Records from a dataset
====

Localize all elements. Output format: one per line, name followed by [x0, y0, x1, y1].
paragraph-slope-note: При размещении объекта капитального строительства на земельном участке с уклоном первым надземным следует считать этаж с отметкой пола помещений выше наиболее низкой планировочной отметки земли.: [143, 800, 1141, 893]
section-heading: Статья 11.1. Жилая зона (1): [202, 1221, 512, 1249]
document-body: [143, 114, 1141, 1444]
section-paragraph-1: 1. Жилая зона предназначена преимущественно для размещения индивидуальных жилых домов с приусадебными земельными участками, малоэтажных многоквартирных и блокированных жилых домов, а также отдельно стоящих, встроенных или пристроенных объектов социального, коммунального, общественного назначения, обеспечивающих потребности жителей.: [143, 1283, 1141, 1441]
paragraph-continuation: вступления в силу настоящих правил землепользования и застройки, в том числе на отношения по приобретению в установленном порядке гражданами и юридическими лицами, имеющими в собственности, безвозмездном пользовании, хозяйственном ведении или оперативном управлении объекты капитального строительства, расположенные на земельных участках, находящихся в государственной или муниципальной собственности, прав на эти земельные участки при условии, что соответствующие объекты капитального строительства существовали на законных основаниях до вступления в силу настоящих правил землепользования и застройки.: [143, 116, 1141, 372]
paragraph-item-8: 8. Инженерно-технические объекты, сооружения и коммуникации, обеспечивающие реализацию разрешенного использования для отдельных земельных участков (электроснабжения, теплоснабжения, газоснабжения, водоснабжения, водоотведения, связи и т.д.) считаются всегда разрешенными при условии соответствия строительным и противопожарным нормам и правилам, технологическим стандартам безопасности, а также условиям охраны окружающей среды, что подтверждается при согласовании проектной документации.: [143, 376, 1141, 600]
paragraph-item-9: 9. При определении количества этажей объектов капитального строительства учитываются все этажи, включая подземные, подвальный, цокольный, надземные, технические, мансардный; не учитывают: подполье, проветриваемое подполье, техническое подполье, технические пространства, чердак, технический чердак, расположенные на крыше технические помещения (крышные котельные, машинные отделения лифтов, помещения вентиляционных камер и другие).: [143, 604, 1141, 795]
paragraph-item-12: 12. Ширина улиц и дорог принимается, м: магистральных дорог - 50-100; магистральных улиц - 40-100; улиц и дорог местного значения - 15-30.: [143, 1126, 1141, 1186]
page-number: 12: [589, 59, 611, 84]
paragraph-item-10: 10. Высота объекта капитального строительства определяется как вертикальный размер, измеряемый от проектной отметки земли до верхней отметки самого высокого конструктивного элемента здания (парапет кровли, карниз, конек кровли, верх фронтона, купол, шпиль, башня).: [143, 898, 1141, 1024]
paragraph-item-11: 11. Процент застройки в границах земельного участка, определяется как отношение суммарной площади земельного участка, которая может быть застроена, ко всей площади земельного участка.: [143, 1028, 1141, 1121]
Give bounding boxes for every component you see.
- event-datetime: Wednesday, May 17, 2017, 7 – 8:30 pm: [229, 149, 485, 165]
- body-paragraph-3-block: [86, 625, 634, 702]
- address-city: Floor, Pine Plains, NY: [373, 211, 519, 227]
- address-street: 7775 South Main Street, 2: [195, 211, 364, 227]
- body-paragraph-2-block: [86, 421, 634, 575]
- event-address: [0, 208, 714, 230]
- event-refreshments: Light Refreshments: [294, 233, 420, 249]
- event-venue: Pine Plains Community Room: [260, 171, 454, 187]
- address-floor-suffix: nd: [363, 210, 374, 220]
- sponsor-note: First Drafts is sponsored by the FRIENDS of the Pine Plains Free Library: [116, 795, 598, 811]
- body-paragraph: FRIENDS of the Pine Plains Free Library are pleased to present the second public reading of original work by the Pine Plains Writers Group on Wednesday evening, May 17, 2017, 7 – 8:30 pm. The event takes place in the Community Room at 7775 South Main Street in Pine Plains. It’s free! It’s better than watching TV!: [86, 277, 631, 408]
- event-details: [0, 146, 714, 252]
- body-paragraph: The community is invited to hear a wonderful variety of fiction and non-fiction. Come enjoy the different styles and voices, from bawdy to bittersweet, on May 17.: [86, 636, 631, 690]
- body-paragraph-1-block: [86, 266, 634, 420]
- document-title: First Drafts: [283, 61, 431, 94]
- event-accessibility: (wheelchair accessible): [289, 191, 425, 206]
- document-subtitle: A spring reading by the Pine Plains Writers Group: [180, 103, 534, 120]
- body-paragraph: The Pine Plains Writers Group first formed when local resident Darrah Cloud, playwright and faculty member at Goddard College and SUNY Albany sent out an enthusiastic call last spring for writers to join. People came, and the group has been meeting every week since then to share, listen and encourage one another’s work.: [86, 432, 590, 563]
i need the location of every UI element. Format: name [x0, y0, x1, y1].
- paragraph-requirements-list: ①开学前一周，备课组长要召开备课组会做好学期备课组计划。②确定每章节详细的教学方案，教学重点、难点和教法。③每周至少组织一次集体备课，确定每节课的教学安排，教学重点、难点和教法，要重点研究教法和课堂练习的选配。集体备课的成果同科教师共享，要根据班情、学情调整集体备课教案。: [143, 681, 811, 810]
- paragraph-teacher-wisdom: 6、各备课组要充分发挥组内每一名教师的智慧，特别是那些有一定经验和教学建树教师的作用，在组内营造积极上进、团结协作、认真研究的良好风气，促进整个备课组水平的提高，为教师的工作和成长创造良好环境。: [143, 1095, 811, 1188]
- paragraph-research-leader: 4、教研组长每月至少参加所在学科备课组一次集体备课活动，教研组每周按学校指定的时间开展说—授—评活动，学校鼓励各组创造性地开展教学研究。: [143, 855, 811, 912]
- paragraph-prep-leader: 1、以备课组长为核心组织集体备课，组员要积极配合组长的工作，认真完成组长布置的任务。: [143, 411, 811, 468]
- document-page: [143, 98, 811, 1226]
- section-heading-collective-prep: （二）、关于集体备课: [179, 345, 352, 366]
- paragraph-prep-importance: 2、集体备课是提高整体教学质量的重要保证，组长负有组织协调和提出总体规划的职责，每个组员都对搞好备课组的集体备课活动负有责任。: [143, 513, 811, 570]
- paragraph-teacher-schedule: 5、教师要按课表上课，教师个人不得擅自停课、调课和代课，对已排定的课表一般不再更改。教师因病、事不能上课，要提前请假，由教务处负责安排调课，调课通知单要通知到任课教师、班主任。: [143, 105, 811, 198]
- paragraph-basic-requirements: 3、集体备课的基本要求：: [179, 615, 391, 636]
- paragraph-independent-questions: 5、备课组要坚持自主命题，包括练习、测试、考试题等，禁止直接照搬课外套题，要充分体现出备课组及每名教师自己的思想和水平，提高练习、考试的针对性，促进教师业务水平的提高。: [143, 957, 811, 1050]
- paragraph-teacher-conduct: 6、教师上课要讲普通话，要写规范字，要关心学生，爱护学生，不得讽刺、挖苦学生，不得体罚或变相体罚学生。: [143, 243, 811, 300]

====

▶ **EXERCISE DIRECTIONS**: Reproduce every line of the records above word for word, without changing anything.

▶ **COMPLETE ANSWER**:
Localize all elements. Output format: one per line, name followed by [x0, y0, x1, y1].
paragraph-slope-note: При размещении объекта капитального строительства на земельном участке с уклоном первым надземным следует считать этаж с отметкой пола помещений выше наиболее низкой планировочной отметки земли.: [143, 800, 1141, 893]
section-heading: Статья 11.1. Жилая зона (1): [202, 1221, 512, 1249]
document-body: [143, 114, 1141, 1444]
section-paragraph-1: 1. Жилая зона предназначена преимущественно для размещения индивидуальных жилых домов с приусадебными земельными участками, малоэтажных многоквартирных и блокированных жилых домов, а также отдельно стоящих, встроенных или пристроенных объектов социального, коммунального, общественного назначения, обеспечивающих потребности жителей.: [143, 1283, 1141, 1441]
paragraph-continuation: вступления в силу настоящих правил землепользования и застройки, в том числе на отношения по приобретению в установленном порядке гражданами и юридическими лицами, имеющими в собственности, безвозмездном пользовании, хозяйственном ведении или оперативном управлении объекты капитального строительства, расположенные на земельных участках, находящихся в государственной или муниципальной собственности, прав на эти земельные участки при условии, что соответствующие объекты капитального строительства существовали на законных основаниях до вступления в силу настоящих правил землепользования и застройки.: [143, 116, 1141, 372]
paragraph-item-8: 8. Инженерно-технические объекты, сооружения и коммуникации, обеспечивающие реализацию разрешенного использования для отдельных земельных участков (электроснабжения, теплоснабжения, газоснабжения, водоснабжения, водоотведения, связи и т.д.) считаются всегда разрешенными при условии соответствия строительным и противопожарным нормам и правилам, технологическим стандартам безопасности, а также условиям охраны окружающей среды, что подтверждается при согласовании проектной документации.: [143, 376, 1141, 600]
paragraph-item-9: 9. При определении количества этажей объектов капитального строительства учитываются все этажи, включая подземные, подвальный, цокольный, надземные, технические, мансардный; не учитывают: подполье, проветриваемое подполье, техническое подполье, технические пространства, чердак, технический чердак, расположенные на крыше технические помещения (крышные котельные, машинные отделения лифтов, помещения вентиляционных камер и другие).: [143, 604, 1141, 795]
paragraph-item-12: 12. Ширина улиц и дорог принимается, м: магистральных дорог - 50-100; магистральных улиц - 40-100; улиц и дорог местного значения - 15-30.: [143, 1126, 1141, 1186]
page-number: 12: [589, 59, 611, 84]
paragraph-item-10: 10. Высота объекта капитального строительства определяется как вертикальный размер, измеряемый от проектной отметки земли до верхней отметки самого высокого конструктивного элемента здания (парапет кровли, карниз, конек кровли, верх фронтона, купол, шпиль, башня).: [143, 898, 1141, 1024]
paragraph-item-11: 11. Процент застройки в границах земельного участка, определяется как отношение суммарной площади земельного участка, которая может быть застроена, ко всей площади земельного участка.: [143, 1028, 1141, 1121]
Give bounding boxes for every component you see.
- event-datetime: Wednesday, May 17, 2017, 7 – 8:30 pm: [229, 149, 485, 165]
- body-paragraph-3-block: [86, 625, 634, 702]
- address-city: Floor, Pine Plains, NY: [373, 211, 519, 227]
- address-street: 7775 South Main Street, 2: [195, 211, 364, 227]
- body-paragraph-2-block: [86, 421, 634, 575]
- event-address: [0, 208, 714, 230]
- event-refreshments: Light Refreshments: [294, 233, 420, 249]
- event-venue: Pine Plains Community Room: [260, 171, 454, 187]
- address-floor-suffix: nd: [363, 210, 374, 220]
- sponsor-note: First Drafts is sponsored by the FRIENDS of the Pine Plains Free Library: [116, 795, 598, 811]
- body-paragraph: FRIENDS of the Pine Plains Free Library are pleased to present the second public reading of original work by the Pine Plains Writers Group on Wednesday evening, May 17, 2017, 7 – 8:30 pm. The event takes place in the Community Room at 7775 South Main Street in Pine Plains. It’s free! It’s better than watching TV!: [86, 277, 631, 408]
- event-details: [0, 146, 714, 252]
- body-paragraph: The community is invited to hear a wonderful variety of fiction and non-fiction. Come enjoy the different styles and voices, from bawdy to bittersweet, on May 17.: [86, 636, 631, 690]
- body-paragraph-1-block: [86, 266, 634, 420]
- document-title: First Drafts: [283, 61, 431, 94]
- event-accessibility: (wheelchair accessible): [289, 191, 425, 206]
- document-subtitle: A spring reading by the Pine Plains Writers Group: [180, 103, 534, 120]
- body-paragraph: The Pine Plains Writers Group first formed when local resident Darrah Cloud, playwright and faculty member at Goddard College and SUNY Albany sent out an enthusiastic call last spring for writers to join. People came, and the group has been meeting every week since then to share, listen and encourage one another’s work.: [86, 432, 590, 563]
i need the location of every UI element. Format: name [x0, y0, x1, y1].
- paragraph-requirements-list: ①开学前一周，备课组长要召开备课组会做好学期备课组计划。②确定每章节详细的教学方案，教学重点、难点和教法。③每周至少组织一次集体备课，确定每节课的教学安排，教学重点、难点和教法，要重点研究教法和课堂练习的选配。集体备课的成果同科教师共享，要根据班情、学情调整集体备课教案。: [143, 681, 811, 810]
- paragraph-teacher-wisdom: 6、各备课组要充分发挥组内每一名教师的智慧，特别是那些有一定经验和教学建树教师的作用，在组内营造积极上进、团结协作、认真研究的良好风气，促进整个备课组水平的提高，为教师的工作和成长创造良好环境。: [143, 1095, 811, 1188]
- paragraph-research-leader: 4、教研组长每月至少参加所在学科备课组一次集体备课活动，教研组每周按学校指定的时间开展说—授—评活动，学校鼓励各组创造性地开展教学研究。: [143, 855, 811, 912]
- paragraph-prep-leader: 1、以备课组长为核心组织集体备课，组员要积极配合组长的工作，认真完成组长布置的任务。: [143, 411, 811, 468]
- document-page: [143, 98, 811, 1226]
- section-heading-collective-prep: （二）、关于集体备课: [179, 345, 352, 366]
- paragraph-prep-importance: 2、集体备课是提高整体教学质量的重要保证，组长负有组织协调和提出总体规划的职责，每个组员都对搞好备课组的集体备课活动负有责任。: [143, 513, 811, 570]
- paragraph-teacher-schedule: 5、教师要按课表上课，教师个人不得擅自停课、调课和代课，对已排定的课表一般不再更改。教师因病、事不能上课，要提前请假，由教务处负责安排调课，调课通知单要通知到任课教师、班主任。: [143, 105, 811, 198]
- paragraph-basic-requirements: 3、集体备课的基本要求：: [179, 615, 391, 636]
- paragraph-independent-questions: 5、备课组要坚持自主命题，包括练习、测试、考试题等，禁止直接照搬课外套题，要充分体现出备课组及每名教师自己的思想和水平，提高练习、考试的针对性，促进教师业务水平的提高。: [143, 957, 811, 1050]
- paragraph-teacher-conduct: 6、教师上课要讲普通话，要写规范字，要关心学生，爱护学生，不得讽刺、挖苦学生，不得体罚或变相体罚学生。: [143, 243, 811, 300]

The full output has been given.